> WRITTEN EXERCISE
Quote the records below in full, exactly as given, with the images taken out.

> DATA IN THIS EXERCISE
——

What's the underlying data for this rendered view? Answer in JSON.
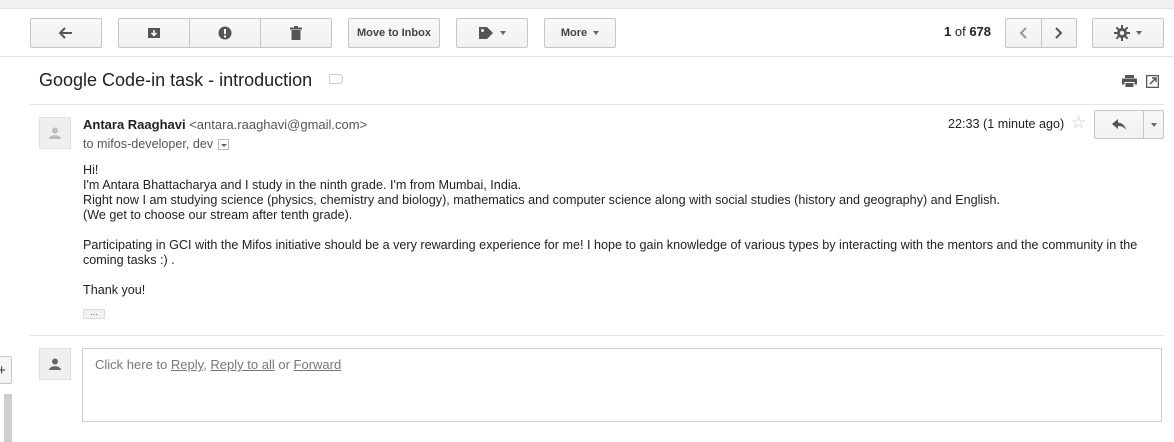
{
  "toolbar": {
    "move_to_inbox_label": "Move to Inbox",
    "more_label": "More",
    "page_current": "1",
    "page_of": "of",
    "page_total": "678"
  },
  "subject": "Google Code-in task - introduction",
  "message": {
    "sender_name": "Antara Raaghavi",
    "sender_email": "<antara.raaghavi@gmail.com>",
    "to_line": "to mifos-developer, dev",
    "time": "22:33 (1 minute ago)",
    "body": {
      "line1": "Hi!",
      "line2": "I'm Antara Bhattacharya and I study in the ninth grade. I'm from Mumbai, India.",
      "line3": "Right now I am studying science (physics, chemistry and biology), mathematics and computer science along with social studies (history and geography) and English.",
      "line4": "(We get to choose our stream after tenth grade).",
      "line5": "Participating in GCI with the Mifos initiative should be a very rewarding experience for me! I hope to gain knowledge of various types by interacting with the mentors and the community in the coming tasks :) .",
      "line6": "Thank you!"
    },
    "ellipsis": "..."
  },
  "reply_box": {
    "prefix": "Click here to",
    "reply": "Reply",
    "comma": ",",
    "reply_all": "Reply to all",
    "or": "or",
    "forward": "Forward"
  },
  "left_edge_symbol": "+",
  "icons": [
    "back-arrow-icon",
    "archive-icon",
    "report-spam-icon",
    "trash-icon",
    "label-icon",
    "chevron-left-icon",
    "chevron-right-icon",
    "gear-icon",
    "print-icon",
    "new-window-icon",
    "avatar-icon",
    "star-icon",
    "reply-icon"
  ]
}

——

> FINAL ANSWER
What's the underlying data for this rendered view? Answer in JSON.
{
  "toolbar": {
    "move_to_inbox_label": "Move to Inbox",
    "more_label": "More",
    "page_current": "1",
    "page_of": "of",
    "page_total": "678"
  },
  "subject": "Google Code-in task - introduction",
  "message": {
    "sender_name": "Antara Raaghavi",
    "sender_email": "<antara.raaghavi@gmail.com>",
    "to_line": "to mifos-developer, dev",
    "time": "22:33 (1 minute ago)",
    "body": {
      "line1": "Hi!",
      "line2": "I'm Antara Bhattacharya and I study in the ninth grade. I'm from Mumbai, India.",
      "line3": "Right now I am studying science (physics, chemistry and biology), mathematics and computer science along with social studies (history and geography) and English.",
      "line4": "(We get to choose our stream after tenth grade).",
      "line5": "Participating in GCI with the Mifos initiative should be a very rewarding experience for me! I hope to gain knowledge of various types by interacting with the mentors and the community in the coming tasks :) .",
      "line6": "Thank you!"
    },
    "ellipsis": "..."
  },
  "reply_box": {
    "prefix": "Click here to",
    "reply": "Reply",
    "comma": ",",
    "reply_all": "Reply to all",
    "or": "or",
    "forward": "Forward"
  },
  "left_edge_symbol": "+",
  "icons": [
    "back-arrow-icon",
    "archive-icon",
    "report-spam-icon",
    "trash-icon",
    "label-icon",
    "chevron-left-icon",
    "chevron-right-icon",
    "gear-icon",
    "print-icon",
    "new-window-icon",
    "avatar-icon",
    "star-icon",
    "reply-icon"
  ]
}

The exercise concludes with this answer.